>> BEGIN Excerpted records

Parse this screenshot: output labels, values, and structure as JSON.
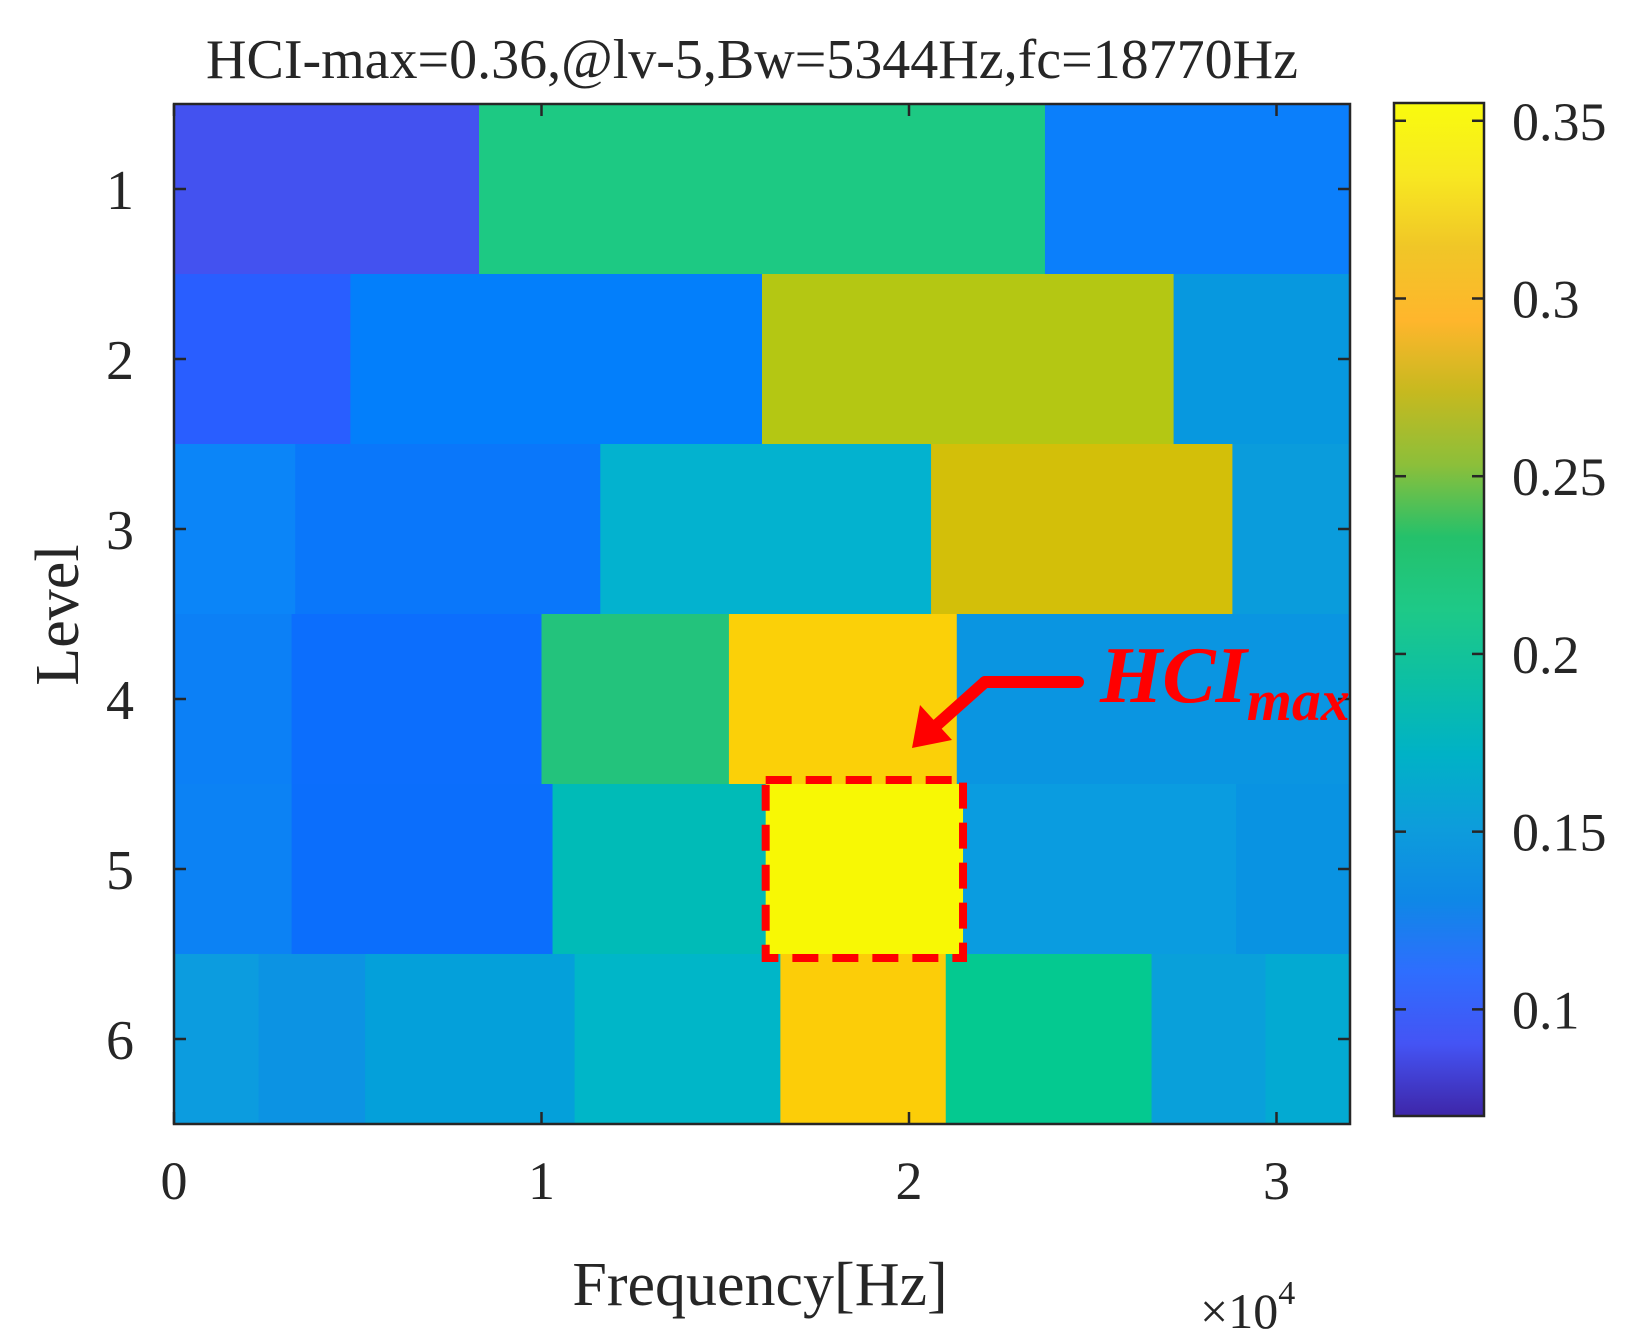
{
  "chart_data": {
    "type": "heatmap",
    "title": "HCI-max=0.36,@lv-5,Bw=5344Hz,fc=18770Hz",
    "xlabel": "Frequency[Hz]",
    "ylabel": "Level",
    "x_exponent_label": "×10",
    "x_exponent_power": "4",
    "xlim": [
      0,
      32000
    ],
    "x_ticks": [
      0,
      10000,
      20000,
      30000
    ],
    "x_tick_labels": [
      "0",
      "1",
      "2",
      "3"
    ],
    "y_ticks": [
      1,
      2,
      3,
      4,
      5,
      6
    ],
    "y_tick_labels": [
      "1",
      "2",
      "3",
      "4",
      "5",
      "6"
    ],
    "colorbar": {
      "range": [
        0.07,
        0.355
      ],
      "ticks": [
        0.1,
        0.15,
        0.2,
        0.25,
        0.3,
        0.35
      ],
      "tick_labels": [
        "0.1",
        "0.15",
        "0.2",
        "0.25",
        "0.3",
        "0.35"
      ],
      "colors": [
        "#3e26a8",
        "#4454f5",
        "#2e6efe",
        "#0e88e6",
        "#0d9ddb",
        "#00b2c6",
        "#0cbfa4",
        "#1ec987",
        "#24c16b",
        "#8cbf3a",
        "#c6b91f",
        "#ffb62c",
        "#f0c627",
        "#f8e821",
        "#f9fb0e"
      ]
    },
    "levels": [
      {
        "level": 1,
        "cells": [
          {
            "x0": 0,
            "x1": 8300,
            "value": 0.11,
            "color": "#4352f0"
          },
          {
            "x0": 8300,
            "x1": 23700,
            "value": 0.245,
            "color": "#1dc983"
          },
          {
            "x0": 23700,
            "x1": 32000,
            "value": 0.15,
            "color": "#0b7ffb"
          }
        ]
      },
      {
        "level": 2,
        "cells": [
          {
            "x0": 0,
            "x1": 4800,
            "value": 0.125,
            "color": "#295eff"
          },
          {
            "x0": 4800,
            "x1": 16000,
            "value": 0.15,
            "color": "#037ffb"
          },
          {
            "x0": 16000,
            "x1": 27200,
            "value": 0.275,
            "color": "#b4c713"
          },
          {
            "x0": 27200,
            "x1": 32000,
            "value": 0.18,
            "color": "#0798df"
          }
        ]
      },
      {
        "level": 3,
        "cells": [
          {
            "x0": 0,
            "x1": 3300,
            "value": 0.15,
            "color": "#0b85f8"
          },
          {
            "x0": 3300,
            "x1": 11600,
            "value": 0.15,
            "color": "#0a77fa"
          },
          {
            "x0": 11600,
            "x1": 20600,
            "value": 0.2,
            "color": "#03b2cf"
          },
          {
            "x0": 20600,
            "x1": 28800,
            "value": 0.31,
            "color": "#d3bf09"
          },
          {
            "x0": 28800,
            "x1": 32000,
            "value": 0.18,
            "color": "#0a9cdc"
          }
        ]
      },
      {
        "level": 4,
        "cells": [
          {
            "x0": 0,
            "x1": 3200,
            "value": 0.15,
            "color": "#0c80f6"
          },
          {
            "x0": 3200,
            "x1": 10000,
            "value": 0.14,
            "color": "#0c6efd"
          },
          {
            "x0": 10000,
            "x1": 15100,
            "value": 0.245,
            "color": "#23c37c"
          },
          {
            "x0": 15100,
            "x1": 21300,
            "value": 0.325,
            "color": "#fbd008"
          },
          {
            "x0": 21300,
            "x1": 32000,
            "value": 0.175,
            "color": "#0a95e1"
          }
        ]
      },
      {
        "level": 5,
        "cells": [
          {
            "x0": 0,
            "x1": 3200,
            "value": 0.15,
            "color": "#0c82f4"
          },
          {
            "x0": 3200,
            "x1": 10300,
            "value": 0.14,
            "color": "#0b6efc"
          },
          {
            "x0": 10300,
            "x1": 16100,
            "value": 0.215,
            "color": "#00bbb7"
          },
          {
            "x0": 16100,
            "x1": 21470,
            "value": 0.36,
            "color": "#f8f804"
          },
          {
            "x0": 21470,
            "x1": 28900,
            "value": 0.175,
            "color": "#0a9ce0"
          },
          {
            "x0": 28900,
            "x1": 32000,
            "value": 0.175,
            "color": "#0993e2"
          }
        ]
      },
      {
        "level": 6,
        "cells": [
          {
            "x0": 0,
            "x1": 2300,
            "value": 0.18,
            "color": "#0c9cdf"
          },
          {
            "x0": 2300,
            "x1": 5200,
            "value": 0.175,
            "color": "#0c93e3"
          },
          {
            "x0": 5200,
            "x1": 10900,
            "value": 0.185,
            "color": "#04a0da"
          },
          {
            "x0": 10900,
            "x1": 16500,
            "value": 0.205,
            "color": "#00b6c8"
          },
          {
            "x0": 16500,
            "x1": 21000,
            "value": 0.325,
            "color": "#fccd08"
          },
          {
            "x0": 21000,
            "x1": 26600,
            "value": 0.25,
            "color": "#04c990"
          },
          {
            "x0": 26600,
            "x1": 29700,
            "value": 0.18,
            "color": "#09a0da"
          },
          {
            "x0": 29700,
            "x1": 32000,
            "value": 0.195,
            "color": "#03aad2"
          }
        ]
      }
    ],
    "highlight": {
      "level": 5,
      "x0": 16100,
      "x1": 21470
    },
    "annotation": {
      "text": "HCI",
      "subscript": "max"
    }
  }
}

>> END Excerpted records

> What needs to be done
Set down all the entries exactly as they appear, but skip any pictures.

> Solution for this exercise
Parse this screenshot: output labels, values, and structure as JSON.
{
  "chart_data": {
    "type": "heatmap",
    "title": "HCI-max=0.36,@lv-5,Bw=5344Hz,fc=18770Hz",
    "xlabel": "Frequency[Hz]",
    "ylabel": "Level",
    "x_exponent_label": "×10",
    "x_exponent_power": "4",
    "xlim": [
      0,
      32000
    ],
    "x_ticks": [
      0,
      10000,
      20000,
      30000
    ],
    "x_tick_labels": [
      "0",
      "1",
      "2",
      "3"
    ],
    "y_ticks": [
      1,
      2,
      3,
      4,
      5,
      6
    ],
    "y_tick_labels": [
      "1",
      "2",
      "3",
      "4",
      "5",
      "6"
    ],
    "colorbar": {
      "range": [
        0.07,
        0.355
      ],
      "ticks": [
        0.1,
        0.15,
        0.2,
        0.25,
        0.3,
        0.35
      ],
      "tick_labels": [
        "0.1",
        "0.15",
        "0.2",
        "0.25",
        "0.3",
        "0.35"
      ],
      "colors": [
        "#3e26a8",
        "#4454f5",
        "#2e6efe",
        "#0e88e6",
        "#0d9ddb",
        "#00b2c6",
        "#0cbfa4",
        "#1ec987",
        "#24c16b",
        "#8cbf3a",
        "#c6b91f",
        "#ffb62c",
        "#f0c627",
        "#f8e821",
        "#f9fb0e"
      ]
    },
    "levels": [
      {
        "level": 1,
        "cells": [
          {
            "x0": 0,
            "x1": 8300,
            "value": 0.11,
            "color": "#4352f0"
          },
          {
            "x0": 8300,
            "x1": 23700,
            "value": 0.245,
            "color": "#1dc983"
          },
          {
            "x0": 23700,
            "x1": 32000,
            "value": 0.15,
            "color": "#0b7ffb"
          }
        ]
      },
      {
        "level": 2,
        "cells": [
          {
            "x0": 0,
            "x1": 4800,
            "value": 0.125,
            "color": "#295eff"
          },
          {
            "x0": 4800,
            "x1": 16000,
            "value": 0.15,
            "color": "#037ffb"
          },
          {
            "x0": 16000,
            "x1": 27200,
            "value": 0.275,
            "color": "#b4c713"
          },
          {
            "x0": 27200,
            "x1": 32000,
            "value": 0.18,
            "color": "#0798df"
          }
        ]
      },
      {
        "level": 3,
        "cells": [
          {
            "x0": 0,
            "x1": 3300,
            "value": 0.15,
            "color": "#0b85f8"
          },
          {
            "x0": 3300,
            "x1": 11600,
            "value": 0.15,
            "color": "#0a77fa"
          },
          {
            "x0": 11600,
            "x1": 20600,
            "value": 0.2,
            "color": "#03b2cf"
          },
          {
            "x0": 20600,
            "x1": 28800,
            "value": 0.31,
            "color": "#d3bf09"
          },
          {
            "x0": 28800,
            "x1": 32000,
            "value": 0.18,
            "color": "#0a9cdc"
          }
        ]
      },
      {
        "level": 4,
        "cells": [
          {
            "x0": 0,
            "x1": 3200,
            "value": 0.15,
            "color": "#0c80f6"
          },
          {
            "x0": 3200,
            "x1": 10000,
            "value": 0.14,
            "color": "#0c6efd"
          },
          {
            "x0": 10000,
            "x1": 15100,
            "value": 0.245,
            "color": "#23c37c"
          },
          {
            "x0": 15100,
            "x1": 21300,
            "value": 0.325,
            "color": "#fbd008"
          },
          {
            "x0": 21300,
            "x1": 32000,
            "value": 0.175,
            "color": "#0a95e1"
          }
        ]
      },
      {
        "level": 5,
        "cells": [
          {
            "x0": 0,
            "x1": 3200,
            "value": 0.15,
            "color": "#0c82f4"
          },
          {
            "x0": 3200,
            "x1": 10300,
            "value": 0.14,
            "color": "#0b6efc"
          },
          {
            "x0": 10300,
            "x1": 16100,
            "value": 0.215,
            "color": "#00bbb7"
          },
          {
            "x0": 16100,
            "x1": 21470,
            "value": 0.36,
            "color": "#f8f804"
          },
          {
            "x0": 21470,
            "x1": 28900,
            "value": 0.175,
            "color": "#0a9ce0"
          },
          {
            "x0": 28900,
            "x1": 32000,
            "value": 0.175,
            "color": "#0993e2"
          }
        ]
      },
      {
        "level": 6,
        "cells": [
          {
            "x0": 0,
            "x1": 2300,
            "value": 0.18,
            "color": "#0c9cdf"
          },
          {
            "x0": 2300,
            "x1": 5200,
            "value": 0.175,
            "color": "#0c93e3"
          },
          {
            "x0": 5200,
            "x1": 10900,
            "value": 0.185,
            "color": "#04a0da"
          },
          {
            "x0": 10900,
            "x1": 16500,
            "value": 0.205,
            "color": "#00b6c8"
          },
          {
            "x0": 16500,
            "x1": 21000,
            "value": 0.325,
            "color": "#fccd08"
          },
          {
            "x0": 21000,
            "x1": 26600,
            "value": 0.25,
            "color": "#04c990"
          },
          {
            "x0": 26600,
            "x1": 29700,
            "value": 0.18,
            "color": "#09a0da"
          },
          {
            "x0": 29700,
            "x1": 32000,
            "value": 0.195,
            "color": "#03aad2"
          }
        ]
      }
    ],
    "highlight": {
      "level": 5,
      "x0": 16100,
      "x1": 21470
    },
    "annotation": {
      "text": "HCI",
      "subscript": "max"
    }
  }
}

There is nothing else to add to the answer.